> _Set exercise_:
Each line of the material below that holds the word "content" needs to be copied.
________
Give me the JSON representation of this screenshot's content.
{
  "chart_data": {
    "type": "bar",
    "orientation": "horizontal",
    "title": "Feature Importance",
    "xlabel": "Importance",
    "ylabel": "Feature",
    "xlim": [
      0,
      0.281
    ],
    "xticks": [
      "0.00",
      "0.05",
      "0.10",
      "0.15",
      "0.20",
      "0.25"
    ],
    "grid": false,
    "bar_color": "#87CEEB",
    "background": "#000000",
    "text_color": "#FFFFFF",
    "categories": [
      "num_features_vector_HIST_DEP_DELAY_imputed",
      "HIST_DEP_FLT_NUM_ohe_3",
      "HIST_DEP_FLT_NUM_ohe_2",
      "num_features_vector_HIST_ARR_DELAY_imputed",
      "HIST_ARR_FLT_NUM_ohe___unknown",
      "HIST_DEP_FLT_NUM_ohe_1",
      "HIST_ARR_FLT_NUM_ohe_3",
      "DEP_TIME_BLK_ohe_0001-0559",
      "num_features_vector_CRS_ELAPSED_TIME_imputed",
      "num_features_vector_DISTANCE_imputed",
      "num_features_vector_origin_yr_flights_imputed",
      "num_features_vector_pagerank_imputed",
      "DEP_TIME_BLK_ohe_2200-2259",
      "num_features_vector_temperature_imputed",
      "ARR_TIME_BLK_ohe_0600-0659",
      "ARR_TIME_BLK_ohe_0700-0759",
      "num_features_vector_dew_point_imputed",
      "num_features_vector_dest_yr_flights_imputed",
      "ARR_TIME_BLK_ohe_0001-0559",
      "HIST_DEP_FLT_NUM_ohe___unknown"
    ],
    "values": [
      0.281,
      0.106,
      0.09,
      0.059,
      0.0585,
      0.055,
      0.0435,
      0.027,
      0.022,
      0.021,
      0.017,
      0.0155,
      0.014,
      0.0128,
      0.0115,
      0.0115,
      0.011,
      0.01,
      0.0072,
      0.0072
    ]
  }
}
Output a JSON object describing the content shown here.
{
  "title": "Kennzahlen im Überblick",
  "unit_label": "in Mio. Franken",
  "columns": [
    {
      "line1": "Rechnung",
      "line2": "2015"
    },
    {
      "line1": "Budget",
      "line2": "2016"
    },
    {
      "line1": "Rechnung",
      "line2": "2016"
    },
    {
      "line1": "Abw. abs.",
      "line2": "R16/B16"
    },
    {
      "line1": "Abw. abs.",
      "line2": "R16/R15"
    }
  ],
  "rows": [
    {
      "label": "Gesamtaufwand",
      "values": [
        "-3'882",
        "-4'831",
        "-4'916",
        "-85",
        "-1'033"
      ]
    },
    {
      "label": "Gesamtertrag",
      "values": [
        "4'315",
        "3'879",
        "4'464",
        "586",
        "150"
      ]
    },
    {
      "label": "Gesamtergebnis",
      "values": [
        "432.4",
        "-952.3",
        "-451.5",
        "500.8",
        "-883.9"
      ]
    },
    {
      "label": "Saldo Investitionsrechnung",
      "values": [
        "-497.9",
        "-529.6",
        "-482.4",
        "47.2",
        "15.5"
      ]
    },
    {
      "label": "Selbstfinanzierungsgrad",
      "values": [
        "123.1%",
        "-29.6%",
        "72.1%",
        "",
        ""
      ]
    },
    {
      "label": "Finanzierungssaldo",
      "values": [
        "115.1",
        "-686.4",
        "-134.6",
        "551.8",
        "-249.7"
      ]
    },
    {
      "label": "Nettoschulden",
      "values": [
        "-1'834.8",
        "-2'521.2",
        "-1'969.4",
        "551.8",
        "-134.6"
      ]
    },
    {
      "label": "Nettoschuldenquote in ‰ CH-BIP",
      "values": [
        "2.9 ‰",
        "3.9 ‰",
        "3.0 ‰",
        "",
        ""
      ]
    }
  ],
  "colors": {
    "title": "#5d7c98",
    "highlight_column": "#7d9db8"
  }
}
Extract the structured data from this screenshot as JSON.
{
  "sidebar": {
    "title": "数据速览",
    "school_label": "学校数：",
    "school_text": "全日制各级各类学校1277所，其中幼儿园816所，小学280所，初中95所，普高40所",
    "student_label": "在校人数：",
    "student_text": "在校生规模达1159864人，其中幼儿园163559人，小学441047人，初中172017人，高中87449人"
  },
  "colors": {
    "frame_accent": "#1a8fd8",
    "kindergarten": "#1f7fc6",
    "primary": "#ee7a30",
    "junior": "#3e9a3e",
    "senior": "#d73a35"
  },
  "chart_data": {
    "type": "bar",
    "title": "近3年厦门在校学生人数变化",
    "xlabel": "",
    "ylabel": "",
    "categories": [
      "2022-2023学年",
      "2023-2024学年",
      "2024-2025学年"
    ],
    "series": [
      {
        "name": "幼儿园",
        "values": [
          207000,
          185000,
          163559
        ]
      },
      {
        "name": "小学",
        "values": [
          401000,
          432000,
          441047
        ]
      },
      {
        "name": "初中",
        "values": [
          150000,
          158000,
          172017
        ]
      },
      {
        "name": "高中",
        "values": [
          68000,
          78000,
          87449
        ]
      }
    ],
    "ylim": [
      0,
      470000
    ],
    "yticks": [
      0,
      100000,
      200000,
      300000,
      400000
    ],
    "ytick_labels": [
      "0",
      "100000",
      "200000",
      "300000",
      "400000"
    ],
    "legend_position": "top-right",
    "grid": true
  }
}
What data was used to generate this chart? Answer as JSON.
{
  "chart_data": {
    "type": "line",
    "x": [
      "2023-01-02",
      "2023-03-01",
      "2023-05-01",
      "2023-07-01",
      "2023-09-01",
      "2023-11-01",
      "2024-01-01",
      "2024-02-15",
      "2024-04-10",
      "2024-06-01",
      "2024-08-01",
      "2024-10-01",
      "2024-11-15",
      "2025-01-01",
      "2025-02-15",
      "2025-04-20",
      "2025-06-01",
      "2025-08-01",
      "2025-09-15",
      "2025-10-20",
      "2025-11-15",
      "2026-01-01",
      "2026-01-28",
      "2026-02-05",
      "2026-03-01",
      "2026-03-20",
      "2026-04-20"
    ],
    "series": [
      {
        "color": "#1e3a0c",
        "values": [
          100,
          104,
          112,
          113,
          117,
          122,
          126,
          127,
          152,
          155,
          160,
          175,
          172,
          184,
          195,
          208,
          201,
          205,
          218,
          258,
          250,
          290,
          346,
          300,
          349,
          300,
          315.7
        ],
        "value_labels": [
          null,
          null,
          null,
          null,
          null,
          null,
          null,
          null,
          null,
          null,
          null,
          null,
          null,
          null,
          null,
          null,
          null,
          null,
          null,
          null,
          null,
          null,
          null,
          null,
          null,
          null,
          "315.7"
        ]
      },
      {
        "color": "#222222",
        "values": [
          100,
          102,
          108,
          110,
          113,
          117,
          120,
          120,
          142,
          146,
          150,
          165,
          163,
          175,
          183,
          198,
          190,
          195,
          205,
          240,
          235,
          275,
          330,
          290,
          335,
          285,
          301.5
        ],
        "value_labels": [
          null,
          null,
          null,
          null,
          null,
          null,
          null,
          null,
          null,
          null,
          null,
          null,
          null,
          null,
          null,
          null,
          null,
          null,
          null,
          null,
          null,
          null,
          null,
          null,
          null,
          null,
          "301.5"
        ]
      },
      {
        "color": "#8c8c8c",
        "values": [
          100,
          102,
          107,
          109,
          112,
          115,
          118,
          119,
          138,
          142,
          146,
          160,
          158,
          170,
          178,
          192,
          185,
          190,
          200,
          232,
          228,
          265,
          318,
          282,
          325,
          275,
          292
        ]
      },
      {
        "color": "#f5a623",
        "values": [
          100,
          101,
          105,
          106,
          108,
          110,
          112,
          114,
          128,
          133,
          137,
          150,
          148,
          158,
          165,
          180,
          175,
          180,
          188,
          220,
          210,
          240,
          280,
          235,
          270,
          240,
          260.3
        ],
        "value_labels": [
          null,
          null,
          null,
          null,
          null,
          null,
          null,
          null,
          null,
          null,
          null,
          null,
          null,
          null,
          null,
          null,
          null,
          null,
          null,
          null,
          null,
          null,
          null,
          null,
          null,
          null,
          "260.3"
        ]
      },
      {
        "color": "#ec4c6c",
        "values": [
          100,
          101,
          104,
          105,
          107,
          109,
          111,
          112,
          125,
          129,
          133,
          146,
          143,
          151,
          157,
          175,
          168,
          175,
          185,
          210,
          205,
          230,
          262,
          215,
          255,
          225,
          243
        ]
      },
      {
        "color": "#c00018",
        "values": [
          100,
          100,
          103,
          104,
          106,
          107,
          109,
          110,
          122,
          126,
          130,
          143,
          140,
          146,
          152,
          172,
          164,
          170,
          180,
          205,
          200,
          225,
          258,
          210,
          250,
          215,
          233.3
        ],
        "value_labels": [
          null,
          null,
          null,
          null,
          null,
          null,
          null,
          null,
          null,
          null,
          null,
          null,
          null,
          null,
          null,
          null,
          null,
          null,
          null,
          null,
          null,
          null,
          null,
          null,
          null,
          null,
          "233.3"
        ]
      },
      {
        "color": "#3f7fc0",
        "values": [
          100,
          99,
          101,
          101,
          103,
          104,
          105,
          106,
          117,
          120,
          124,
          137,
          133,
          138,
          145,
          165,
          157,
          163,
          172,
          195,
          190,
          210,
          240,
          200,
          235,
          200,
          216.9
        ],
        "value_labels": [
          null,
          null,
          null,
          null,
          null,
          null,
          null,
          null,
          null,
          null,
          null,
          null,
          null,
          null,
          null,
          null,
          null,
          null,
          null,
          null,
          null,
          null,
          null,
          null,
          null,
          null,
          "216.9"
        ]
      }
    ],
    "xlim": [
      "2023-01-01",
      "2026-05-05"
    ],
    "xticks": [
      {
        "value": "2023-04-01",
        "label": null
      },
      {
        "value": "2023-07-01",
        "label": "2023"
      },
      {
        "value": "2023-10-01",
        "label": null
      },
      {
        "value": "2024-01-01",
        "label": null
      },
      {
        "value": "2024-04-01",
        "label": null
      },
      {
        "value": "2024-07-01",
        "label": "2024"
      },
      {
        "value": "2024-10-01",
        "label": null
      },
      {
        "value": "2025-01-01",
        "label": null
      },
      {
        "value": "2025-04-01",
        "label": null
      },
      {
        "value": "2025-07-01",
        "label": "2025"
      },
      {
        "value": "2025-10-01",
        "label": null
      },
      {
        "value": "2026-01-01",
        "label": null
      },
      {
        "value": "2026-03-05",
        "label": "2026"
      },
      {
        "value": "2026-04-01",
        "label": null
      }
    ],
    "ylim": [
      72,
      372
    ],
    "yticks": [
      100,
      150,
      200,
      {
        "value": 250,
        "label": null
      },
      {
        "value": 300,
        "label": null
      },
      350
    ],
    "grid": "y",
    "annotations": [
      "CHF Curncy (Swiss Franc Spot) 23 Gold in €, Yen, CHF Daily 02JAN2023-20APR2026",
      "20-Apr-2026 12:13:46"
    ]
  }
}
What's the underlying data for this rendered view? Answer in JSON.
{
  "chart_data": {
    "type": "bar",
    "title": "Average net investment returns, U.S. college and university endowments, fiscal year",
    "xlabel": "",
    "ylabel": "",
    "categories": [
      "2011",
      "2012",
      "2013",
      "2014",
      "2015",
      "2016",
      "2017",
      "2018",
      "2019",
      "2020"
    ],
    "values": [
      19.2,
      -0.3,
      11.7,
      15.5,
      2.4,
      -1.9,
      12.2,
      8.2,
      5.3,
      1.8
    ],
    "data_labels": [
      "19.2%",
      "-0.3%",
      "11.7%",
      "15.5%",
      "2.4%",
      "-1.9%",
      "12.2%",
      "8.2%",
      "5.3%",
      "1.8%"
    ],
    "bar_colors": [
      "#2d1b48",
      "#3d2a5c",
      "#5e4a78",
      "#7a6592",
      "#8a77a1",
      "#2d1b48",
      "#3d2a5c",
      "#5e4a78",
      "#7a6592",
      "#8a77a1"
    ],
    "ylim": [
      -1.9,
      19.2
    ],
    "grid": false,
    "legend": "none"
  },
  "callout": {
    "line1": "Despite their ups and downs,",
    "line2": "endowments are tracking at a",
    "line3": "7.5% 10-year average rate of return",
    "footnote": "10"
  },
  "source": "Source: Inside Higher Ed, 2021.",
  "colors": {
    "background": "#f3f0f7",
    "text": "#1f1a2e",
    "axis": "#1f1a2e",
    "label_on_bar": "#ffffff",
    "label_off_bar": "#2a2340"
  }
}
________
> _Task response_:
Give me the JSON representation of this screenshot's content.
Output a JSON object describing the content shown here.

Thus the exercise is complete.